**RECORDS:**
——

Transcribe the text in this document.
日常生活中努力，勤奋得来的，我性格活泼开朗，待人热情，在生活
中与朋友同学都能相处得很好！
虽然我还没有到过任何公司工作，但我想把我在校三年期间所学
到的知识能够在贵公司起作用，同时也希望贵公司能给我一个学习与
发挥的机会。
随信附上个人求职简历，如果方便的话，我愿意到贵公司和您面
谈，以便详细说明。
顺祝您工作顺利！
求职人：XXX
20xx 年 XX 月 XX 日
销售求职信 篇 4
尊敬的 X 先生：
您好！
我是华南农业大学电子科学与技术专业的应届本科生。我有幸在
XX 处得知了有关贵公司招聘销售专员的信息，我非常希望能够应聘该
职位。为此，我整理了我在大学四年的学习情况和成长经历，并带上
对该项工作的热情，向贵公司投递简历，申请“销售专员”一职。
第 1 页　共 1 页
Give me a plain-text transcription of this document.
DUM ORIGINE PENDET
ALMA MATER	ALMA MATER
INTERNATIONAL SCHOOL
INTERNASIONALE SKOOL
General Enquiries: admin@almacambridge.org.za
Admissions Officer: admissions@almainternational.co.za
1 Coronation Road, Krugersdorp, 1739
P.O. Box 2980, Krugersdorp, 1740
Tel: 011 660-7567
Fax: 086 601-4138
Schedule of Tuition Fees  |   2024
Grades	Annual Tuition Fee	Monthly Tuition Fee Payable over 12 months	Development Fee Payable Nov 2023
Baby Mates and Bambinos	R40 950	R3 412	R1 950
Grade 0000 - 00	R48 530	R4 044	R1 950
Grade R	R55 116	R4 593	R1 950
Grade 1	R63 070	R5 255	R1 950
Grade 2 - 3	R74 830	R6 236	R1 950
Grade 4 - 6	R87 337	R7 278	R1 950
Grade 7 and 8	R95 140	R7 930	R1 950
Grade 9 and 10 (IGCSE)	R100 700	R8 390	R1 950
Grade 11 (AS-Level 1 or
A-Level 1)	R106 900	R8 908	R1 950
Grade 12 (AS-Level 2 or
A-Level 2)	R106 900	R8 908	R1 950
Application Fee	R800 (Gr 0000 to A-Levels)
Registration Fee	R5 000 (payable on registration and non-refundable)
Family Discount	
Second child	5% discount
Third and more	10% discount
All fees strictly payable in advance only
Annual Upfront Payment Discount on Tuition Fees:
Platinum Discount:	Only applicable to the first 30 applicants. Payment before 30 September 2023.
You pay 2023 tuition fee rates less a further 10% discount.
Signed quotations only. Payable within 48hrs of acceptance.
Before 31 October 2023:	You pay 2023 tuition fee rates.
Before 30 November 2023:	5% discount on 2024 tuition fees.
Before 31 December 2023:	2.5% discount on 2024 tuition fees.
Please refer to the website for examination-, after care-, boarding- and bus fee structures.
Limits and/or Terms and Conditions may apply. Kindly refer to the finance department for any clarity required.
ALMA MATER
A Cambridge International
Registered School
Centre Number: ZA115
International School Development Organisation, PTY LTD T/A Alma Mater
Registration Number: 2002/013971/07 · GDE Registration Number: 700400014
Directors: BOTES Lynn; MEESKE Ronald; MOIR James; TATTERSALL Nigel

——

**SET EXERCISE:**
Each record above should be returned exactly as it appears.

**EXERCISE RESPONSE:**
Transcribe the text in this document.
日常生活中努力，勤奋得来的，我性格活泼开朗，待人热情，在生活
中与朋友同学都能相处得很好！
虽然我还没有到过任何公司工作，但我想把我在校三年期间所学
到的知识能够在贵公司起作用，同时也希望贵公司能给我一个学习与
发挥的机会。
随信附上个人求职简历，如果方便的话，我愿意到贵公司和您面
谈，以便详细说明。
顺祝您工作顺利！
求职人：XXX
20xx 年 XX 月 XX 日
销售求职信 篇 4
尊敬的 X 先生：
您好！
我是华南农业大学电子科学与技术专业的应届本科生。我有幸在
XX 处得知了有关贵公司招聘销售专员的信息，我非常希望能够应聘该
职位。为此，我整理了我在大学四年的学习情况和成长经历，并带上
对该项工作的热情，向贵公司投递简历，申请“销售专员”一职。
第 1 页　共 1 页
Give me a plain-text transcription of this document.
DUM ORIGINE PENDET
ALMA MATER	ALMA MATER
INTERNATIONAL SCHOOL
INTERNASIONALE SKOOL
General Enquiries: admin@almacambridge.org.za
Admissions Officer: admissions@almainternational.co.za
1 Coronation Road, Krugersdorp, 1739
P.O. Box 2980, Krugersdorp, 1740
Tel: 011 660-7567
Fax: 086 601-4138
Schedule of Tuition Fees  |   2024
Grades	Annual Tuition Fee	Monthly Tuition Fee Payable over 12 months	Development Fee Payable Nov 2023
Baby Mates and Bambinos	R40 950	R3 412	R1 950
Grade 0000 - 00	R48 530	R4 044	R1 950
Grade R	R55 116	R4 593	R1 950
Grade 1	R63 070	R5 255	R1 950
Grade 2 - 3	R74 830	R6 236	R1 950
Grade 4 - 6	R87 337	R7 278	R1 950
Grade 7 and 8	R95 140	R7 930	R1 950
Grade 9 and 10 (IGCSE)	R100 700	R8 390	R1 950
Grade 11 (AS-Level 1 or
A-Level 1)	R106 900	R8 908	R1 950
Grade 12 (AS-Level 2 or
A-Level 2)	R106 900	R8 908	R1 950
Application Fee	R800 (Gr 0000 to A-Levels)
Registration Fee	R5 000 (payable on registration and non-refundable)
Family Discount	
Second child	5% discount
Third and more	10% discount
All fees strictly payable in advance only
Annual Upfront Payment Discount on Tuition Fees:
Platinum Discount:	Only applicable to the first 30 applicants. Payment before 30 September 2023.
You pay 2023 tuition fee rates less a further 10% discount.
Signed quotations only. Payable within 48hrs of acceptance.
Before 31 October 2023:	You pay 2023 tuition fee rates.
Before 30 November 2023:	5% discount on 2024 tuition fees.
Before 31 December 2023:	2.5% discount on 2024 tuition fees.
Please refer to the website for examination-, after care-, boarding- and bus fee structures.
Limits and/or Terms and Conditions may apply. Kindly refer to the finance department for any clarity required.
ALMA MATER
A Cambridge International
Registered School
Centre Number: ZA115
International School Development Organisation, PTY LTD T/A Alma Mater
Registration Number: 2002/013971/07 · GDE Registration Number: 700400014
Directors: BOTES Lynn; MEESKE Ronald; MOIR James; TATTERSALL Nigel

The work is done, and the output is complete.